Exercise:
Copy out the whole listing exactly as written, leaving the pictures behind.

(Entries from a visual dataset)

** Start **

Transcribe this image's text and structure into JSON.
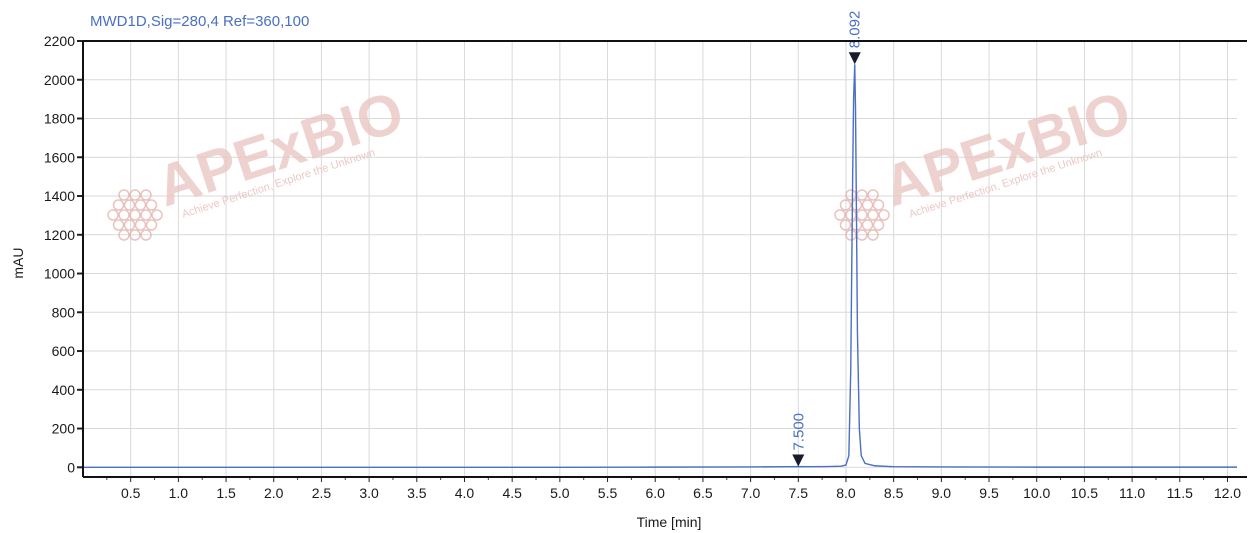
{
  "chart_data": {
    "type": "line",
    "title": "MWD1D,Sig=280,4  Ref=360,100",
    "xlabel": "Time [min]",
    "ylabel": "mAU",
    "xlim": [
      0,
      12.1
    ],
    "ylim": [
      -50,
      2200
    ],
    "x_ticks": [
      "0.5",
      "1.0",
      "1.5",
      "2.0",
      "2.5",
      "3.0",
      "3.5",
      "4.0",
      "4.5",
      "5.0",
      "5.5",
      "6.0",
      "6.5",
      "7.0",
      "7.5",
      "8.0",
      "8.5",
      "9.0",
      "9.5",
      "10.0",
      "10.5",
      "11.0",
      "11.5",
      "12.0"
    ],
    "y_ticks": [
      "0",
      "200",
      "400",
      "600",
      "800",
      "1000",
      "1200",
      "1400",
      "1600",
      "1800",
      "2000",
      "2200"
    ],
    "grid": true,
    "series": [
      {
        "x": [
          0,
          0.5,
          1.0,
          2.0,
          3.0,
          4.0,
          5.0,
          6.0,
          7.0,
          7.4,
          7.5,
          7.6,
          7.8,
          7.95,
          8.0,
          8.03,
          8.05,
          8.07,
          8.08,
          8.092,
          8.1,
          8.11,
          8.12,
          8.14,
          8.16,
          8.2,
          8.3,
          8.5,
          9.0,
          10.0,
          11.0,
          12.0,
          12.1
        ],
        "y": [
          0,
          0,
          0,
          0,
          0,
          0,
          0,
          1,
          2,
          3,
          4,
          3,
          4,
          6,
          12,
          60,
          500,
          1500,
          1900,
          2080,
          1850,
          1300,
          700,
          200,
          60,
          20,
          8,
          3,
          2,
          1,
          1,
          1,
          1
        ]
      }
    ],
    "peaks": [
      {
        "time": 7.5,
        "label": "7.500",
        "y": 4
      },
      {
        "time": 8.092,
        "label": "8.092",
        "y": 2080
      }
    ]
  },
  "colors": {
    "trace": "#4a6fc4",
    "marker": "#1a1a2e",
    "grid": "#d9d9d9",
    "watermark": "#e0a9a4",
    "watermark_text": "#e9c4c0"
  },
  "watermark": {
    "brand": "APExBIO",
    "tagline": "Achieve Perfection, Explore the Unknown"
  }
}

** End **

Solved exercise:
Transcribe this image's text and structure into JSON.
{
  "chart_data": {
    "type": "line",
    "title": "MWD1D,Sig=280,4  Ref=360,100",
    "xlabel": "Time [min]",
    "ylabel": "mAU",
    "xlim": [
      0,
      12.1
    ],
    "ylim": [
      -50,
      2200
    ],
    "x_ticks": [
      "0.5",
      "1.0",
      "1.5",
      "2.0",
      "2.5",
      "3.0",
      "3.5",
      "4.0",
      "4.5",
      "5.0",
      "5.5",
      "6.0",
      "6.5",
      "7.0",
      "7.5",
      "8.0",
      "8.5",
      "9.0",
      "9.5",
      "10.0",
      "10.5",
      "11.0",
      "11.5",
      "12.0"
    ],
    "y_ticks": [
      "0",
      "200",
      "400",
      "600",
      "800",
      "1000",
      "1200",
      "1400",
      "1600",
      "1800",
      "2000",
      "2200"
    ],
    "grid": true,
    "series": [
      {
        "x": [
          0,
          0.5,
          1.0,
          2.0,
          3.0,
          4.0,
          5.0,
          6.0,
          7.0,
          7.4,
          7.5,
          7.6,
          7.8,
          7.95,
          8.0,
          8.03,
          8.05,
          8.07,
          8.08,
          8.092,
          8.1,
          8.11,
          8.12,
          8.14,
          8.16,
          8.2,
          8.3,
          8.5,
          9.0,
          10.0,
          11.0,
          12.0,
          12.1
        ],
        "y": [
          0,
          0,
          0,
          0,
          0,
          0,
          0,
          1,
          2,
          3,
          4,
          3,
          4,
          6,
          12,
          60,
          500,
          1500,
          1900,
          2080,
          1850,
          1300,
          700,
          200,
          60,
          20,
          8,
          3,
          2,
          1,
          1,
          1,
          1
        ]
      }
    ],
    "peaks": [
      {
        "time": 7.5,
        "label": "7.500",
        "y": 4
      },
      {
        "time": 8.092,
        "label": "8.092",
        "y": 2080
      }
    ]
  },
  "colors": {
    "trace": "#4a6fc4",
    "marker": "#1a1a2e",
    "grid": "#d9d9d9",
    "watermark": "#e0a9a4",
    "watermark_text": "#e9c4c0"
  },
  "watermark": {
    "brand": "APExBIO",
    "tagline": "Achieve Perfection, Explore the Unknown"
  }
}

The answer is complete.